PROBLEM DETAILS
Pictures do not belong in the copy. Return all of the entries exactly.

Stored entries
──────────

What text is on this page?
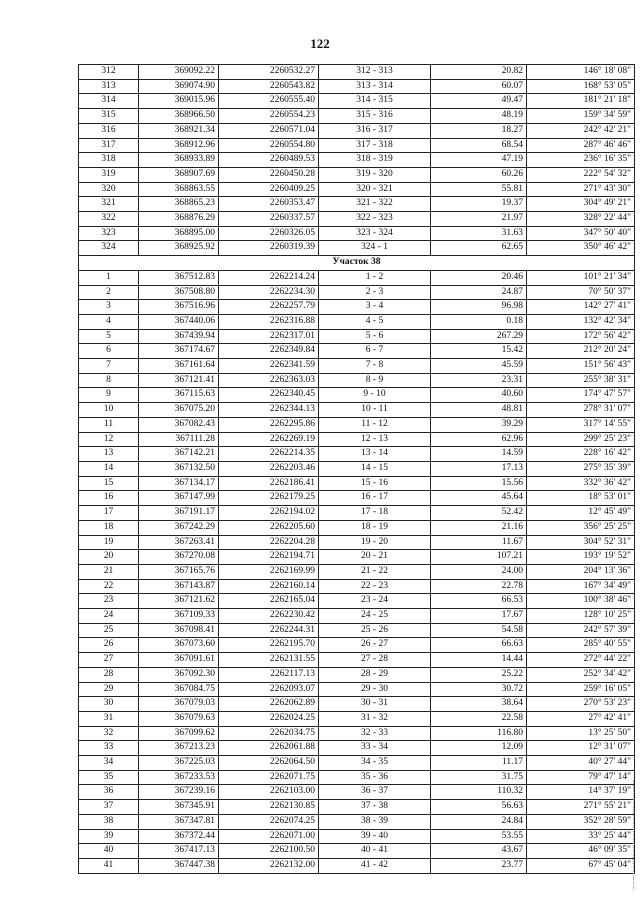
122
312	369092.22	2260532.27	312 - 313	20.82	146° 18' 08"
313	369074.90	2260543.82	313 - 314	60.07	168° 53' 05"
314	369015.96	2260555.40	314 - 315	49.47	181° 21' 18"
315	368966.50	2260554.23	315 - 316	48.19	159° 34' 59"
316	368921.34	2260571.04	316 - 317	18.27	242° 42' 21"
317	368912.96	2260554.80	317 - 318	68.54	287° 46' 46"
318	368933.89	2260489.53	318 - 319	47.19	236° 16' 35"
319	368907.69	2260450.28	319 - 320	60.26	222° 54' 32"
320	368863.55	2260409.25	320 - 321	55.81	271° 43' 30"
321	368865.23	2260353.47	321 - 322	19.37	304° 49' 21"
322	368876.29	2260337.57	322 - 323	21.97	328° 22' 44"
323	368895.00	2260326.05	323 - 324	31.63	347° 50' 40"
324	368925.92	2260319.39	324 - 1	62.65	350° 46' 42"
Участок 38					
1	367512.83	2262214.24	1 - 2	20.46	101° 21' 34"
2	367508.80	2262234.30	2 - 3	24.87	70° 50' 37"
3	367516.96	2262257.79	3 - 4	96.98	142° 27' 41"
4	367440.06	2262316.88	4 - 5	0.18	132° 42' 34"
5	367439.94	2262317.01	5 - 6	267.29	172° 56' 42"
6	367174.67	2262349.84	6 - 7	15.42	212° 20' 24"
7	367161.64	2262341.59	7 - 8	45.59	151° 56' 43"
8	367121.41	2262363.03	8 - 9	23.31	255° 38' 31"
9	367115.63	2262340.45	9 - 10	40.60	174° 47' 57"
10	367075.20	2262344.13	10 - 11	48.81	278° 31' 07"
11	367082.43	2262295.86	11 - 12	39.29	317° 14' 55"
12	367111.28	2262269.19	12 - 13	62.96	299° 25' 23"
13	367142.21	2262214.35	13 - 14	14.59	228° 16' 42"
14	367132.50	2262203.46	14 - 15	17.13	275° 35' 39"
15	367134.17	2262186.41	15 - 16	15.56	332° 36' 42"
16	367147.99	2262179.25	16 - 17	45.64	18° 53' 01"
17	367191.17	2262194.02	17 - 18	52.42	12° 45' 49"
18	367242.29	2262205.60	18 - 19	21.16	356° 25' 25"
19	367263.41	2262204.28	19 - 20	11.67	304° 52' 31"
20	367270.08	2262194.71	20 - 21	107.21	193° 19' 52"
21	367165.76	2262169.99	21 - 22	24.00	204° 13' 36"
22	367143.87	2262160.14	22 - 23	22.78	167° 34' 49"
23	367121.62	2262165.04	23 - 24	66.53	100° 38' 46"
24	367109.33	2262230.42	24 - 25	17.67	128° 10' 25"
25	367098.41	2262244.31	25 - 26	54.58	242° 57' 39"
26	367073.60	2262195.70	26 - 27	66.63	285° 40' 55"
27	367091.61	2262131.55	27 - 28	14.44	272° 44' 22"
28	367092.30	2262117.13	28 - 29	25.22	252° 34' 42"
29	367084.75	2262093.07	29 - 30	30.72	259° 16' 05"
30	367079.03	2262062.89	30 - 31	38.64	270° 53' 23"
31	367079.63	2262024.25	31 - 32	22.58	27° 42' 41"
32	367099.62	2262034.75	32 - 33	116.80	13° 25' 50"
33	367213.23	2262061.88	33 - 34	12.09	12° 31' 07"
34	367225.03	2262064.50	34 - 35	11.17	40° 27' 44"
35	367233.53	2262071.75	35 - 36	31.75	79° 47' 14"
36	367239.16	2262103.00	36 - 37	110.32	14° 37' 19"
37	367345.91	2262130.85	37 - 38	56.63	271° 55' 21"
38	367347.81	2262074.25	38 - 39	24.84	352° 28' 59"
39	367372.44	2262071.00	39 - 40	53.55	33° 25' 44"
40	367417.13	2262100.50	40 - 41	43.67	46° 09' 35"
41	367447.38	2262132.00	41 - 42	23.77	67° 45' 04"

──────────

TASK OUTPUT
What text is on this page?
122
312	369092.22	2260532.27	312 - 313	20.82	146° 18' 08"
313	369074.90	2260543.82	313 - 314	60.07	168° 53' 05"
314	369015.96	2260555.40	314 - 315	49.47	181° 21' 18"
315	368966.50	2260554.23	315 - 316	48.19	159° 34' 59"
316	368921.34	2260571.04	316 - 317	18.27	242° 42' 21"
317	368912.96	2260554.80	317 - 318	68.54	287° 46' 46"
318	368933.89	2260489.53	318 - 319	47.19	236° 16' 35"
319	368907.69	2260450.28	319 - 320	60.26	222° 54' 32"
320	368863.55	2260409.25	320 - 321	55.81	271° 43' 30"
321	368865.23	2260353.47	321 - 322	19.37	304° 49' 21"
322	368876.29	2260337.57	322 - 323	21.97	328° 22' 44"
323	368895.00	2260326.05	323 - 324	31.63	347° 50' 40"
324	368925.92	2260319.39	324 - 1	62.65	350° 46' 42"
Участок 38					
1	367512.83	2262214.24	1 - 2	20.46	101° 21' 34"
2	367508.80	2262234.30	2 - 3	24.87	70° 50' 37"
3	367516.96	2262257.79	3 - 4	96.98	142° 27' 41"
4	367440.06	2262316.88	4 - 5	0.18	132° 42' 34"
5	367439.94	2262317.01	5 - 6	267.29	172° 56' 42"
6	367174.67	2262349.84	6 - 7	15.42	212° 20' 24"
7	367161.64	2262341.59	7 - 8	45.59	151° 56' 43"
8	367121.41	2262363.03	8 - 9	23.31	255° 38' 31"
9	367115.63	2262340.45	9 - 10	40.60	174° 47' 57"
10	367075.20	2262344.13	10 - 11	48.81	278° 31' 07"
11	367082.43	2262295.86	11 - 12	39.29	317° 14' 55"
12	367111.28	2262269.19	12 - 13	62.96	299° 25' 23"
13	367142.21	2262214.35	13 - 14	14.59	228° 16' 42"
14	367132.50	2262203.46	14 - 15	17.13	275° 35' 39"
15	367134.17	2262186.41	15 - 16	15.56	332° 36' 42"
16	367147.99	2262179.25	16 - 17	45.64	18° 53' 01"
17	367191.17	2262194.02	17 - 18	52.42	12° 45' 49"
18	367242.29	2262205.60	18 - 19	21.16	356° 25' 25"
19	367263.41	2262204.28	19 - 20	11.67	304° 52' 31"
20	367270.08	2262194.71	20 - 21	107.21	193° 19' 52"
21	367165.76	2262169.99	21 - 22	24.00	204° 13' 36"
22	367143.87	2262160.14	22 - 23	22.78	167° 34' 49"
23	367121.62	2262165.04	23 - 24	66.53	100° 38' 46"
24	367109.33	2262230.42	24 - 25	17.67	128° 10' 25"
25	367098.41	2262244.31	25 - 26	54.58	242° 57' 39"
26	367073.60	2262195.70	26 - 27	66.63	285° 40' 55"
27	367091.61	2262131.55	27 - 28	14.44	272° 44' 22"
28	367092.30	2262117.13	28 - 29	25.22	252° 34' 42"
29	367084.75	2262093.07	29 - 30	30.72	259° 16' 05"
30	367079.03	2262062.89	30 - 31	38.64	270° 53' 23"
31	367079.63	2262024.25	31 - 32	22.58	27° 42' 41"
32	367099.62	2262034.75	32 - 33	116.80	13° 25' 50"
33	367213.23	2262061.88	33 - 34	12.09	12° 31' 07"
34	367225.03	2262064.50	34 - 35	11.17	40° 27' 44"
35	367233.53	2262071.75	35 - 36	31.75	79° 47' 14"
36	367239.16	2262103.00	36 - 37	110.32	14° 37' 19"
37	367345.91	2262130.85	37 - 38	56.63	271° 55' 21"
38	367347.81	2262074.25	38 - 39	24.84	352° 28' 59"
39	367372.44	2262071.00	39 - 40	53.55	33° 25' 44"
40	367417.13	2262100.50	40 - 41	43.67	46° 09' 35"
41	367447.38	2262132.00	41 - 42	23.77	67° 45' 04"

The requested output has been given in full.